Repeat every line below exactly, word for word.

Rows:
┌──
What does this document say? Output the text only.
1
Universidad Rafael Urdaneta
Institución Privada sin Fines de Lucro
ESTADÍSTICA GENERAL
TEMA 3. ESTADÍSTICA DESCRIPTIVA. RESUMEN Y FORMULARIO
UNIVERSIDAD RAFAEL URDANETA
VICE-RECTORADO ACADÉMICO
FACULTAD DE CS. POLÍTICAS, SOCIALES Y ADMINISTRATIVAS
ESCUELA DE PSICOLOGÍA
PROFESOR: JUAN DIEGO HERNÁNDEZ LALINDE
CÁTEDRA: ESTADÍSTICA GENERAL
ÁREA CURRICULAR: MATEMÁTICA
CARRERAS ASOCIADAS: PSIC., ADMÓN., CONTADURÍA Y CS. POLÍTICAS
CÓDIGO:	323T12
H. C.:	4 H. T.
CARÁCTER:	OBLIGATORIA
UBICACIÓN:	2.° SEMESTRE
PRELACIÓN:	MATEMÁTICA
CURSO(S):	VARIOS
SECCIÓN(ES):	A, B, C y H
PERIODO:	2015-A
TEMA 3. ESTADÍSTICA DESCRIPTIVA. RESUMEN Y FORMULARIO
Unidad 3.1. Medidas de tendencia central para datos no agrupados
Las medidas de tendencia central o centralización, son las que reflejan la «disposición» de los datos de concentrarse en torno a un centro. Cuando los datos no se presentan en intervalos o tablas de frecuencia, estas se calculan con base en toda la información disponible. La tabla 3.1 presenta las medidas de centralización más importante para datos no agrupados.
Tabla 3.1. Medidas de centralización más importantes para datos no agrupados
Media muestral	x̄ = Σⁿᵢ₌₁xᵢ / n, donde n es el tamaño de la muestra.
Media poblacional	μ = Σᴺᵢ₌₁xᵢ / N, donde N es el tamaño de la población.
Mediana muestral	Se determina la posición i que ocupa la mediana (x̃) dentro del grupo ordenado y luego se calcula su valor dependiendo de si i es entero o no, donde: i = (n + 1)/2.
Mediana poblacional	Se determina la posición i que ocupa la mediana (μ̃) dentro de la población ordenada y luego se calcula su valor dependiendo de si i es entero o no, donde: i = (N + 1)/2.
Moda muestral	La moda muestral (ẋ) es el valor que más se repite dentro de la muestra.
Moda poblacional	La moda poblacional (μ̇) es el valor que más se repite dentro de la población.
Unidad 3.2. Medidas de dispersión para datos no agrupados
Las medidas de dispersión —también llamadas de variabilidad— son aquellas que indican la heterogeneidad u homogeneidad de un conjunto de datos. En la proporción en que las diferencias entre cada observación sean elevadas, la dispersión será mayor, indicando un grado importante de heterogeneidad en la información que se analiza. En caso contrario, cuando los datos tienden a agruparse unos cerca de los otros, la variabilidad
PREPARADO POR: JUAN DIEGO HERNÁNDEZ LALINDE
└──
Solution to the problem:
What does this document say? Output the text only.
1
Universidad Rafael Urdaneta
Institución Privada sin Fines de Lucro
ESTADÍSTICA GENERAL
TEMA 3. ESTADÍSTICA DESCRIPTIVA. RESUMEN Y FORMULARIO
UNIVERSIDAD RAFAEL URDANETA
VICE-RECTORADO ACADÉMICO
FACULTAD DE CS. POLÍTICAS, SOCIALES Y ADMINISTRATIVAS
ESCUELA DE PSICOLOGÍA
PROFESOR: JUAN DIEGO HERNÁNDEZ LALINDE
CÁTEDRA: ESTADÍSTICA GENERAL
ÁREA CURRICULAR: MATEMÁTICA
CARRERAS ASOCIADAS: PSIC., ADMÓN., CONTADURÍA Y CS. POLÍTICAS
CÓDIGO:	323T12
H. C.:	4 H. T.
CARÁCTER:	OBLIGATORIA
UBICACIÓN:	2.° SEMESTRE
PRELACIÓN:	MATEMÁTICA
CURSO(S):	VARIOS
SECCIÓN(ES):	A, B, C y H
PERIODO:	2015-A
TEMA 3. ESTADÍSTICA DESCRIPTIVA. RESUMEN Y FORMULARIO
Unidad 3.1. Medidas de tendencia central para datos no agrupados
Las medidas de tendencia central o centralización, son las que reflejan la «disposición» de los datos de concentrarse en torno a un centro. Cuando los datos no se presentan en intervalos o tablas de frecuencia, estas se calculan con base en toda la información disponible. La tabla 3.1 presenta las medidas de centralización más importante para datos no agrupados.
Tabla 3.1. Medidas de centralización más importantes para datos no agrupados
Media muestral	x̄ = Σⁿᵢ₌₁xᵢ / n, donde n es el tamaño de la muestra.
Media poblacional	μ = Σᴺᵢ₌₁xᵢ / N, donde N es el tamaño de la población.
Mediana muestral	Se determina la posición i que ocupa la mediana (x̃) dentro del grupo ordenado y luego se calcula su valor dependiendo de si i es entero o no, donde: i = (n + 1)/2.
Mediana poblacional	Se determina la posición i que ocupa la mediana (μ̃) dentro de la población ordenada y luego se calcula su valor dependiendo de si i es entero o no, donde: i = (N + 1)/2.
Moda muestral	La moda muestral (ẋ) es el valor que más se repite dentro de la muestra.
Moda poblacional	La moda poblacional (μ̇) es el valor que más se repite dentro de la población.
Unidad 3.2. Medidas de dispersión para datos no agrupados
Las medidas de dispersión —también llamadas de variabilidad— son aquellas que indican la heterogeneidad u homogeneidad de un conjunto de datos. En la proporción en que las diferencias entre cada observación sean elevadas, la dispersión será mayor, indicando un grado importante de heterogeneidad en la información que se analiza. En caso contrario, cuando los datos tienden a agruparse unos cerca de los otros, la variabilidad
PREPARADO POR: JUAN DIEGO HERNÁNDEZ LALINDE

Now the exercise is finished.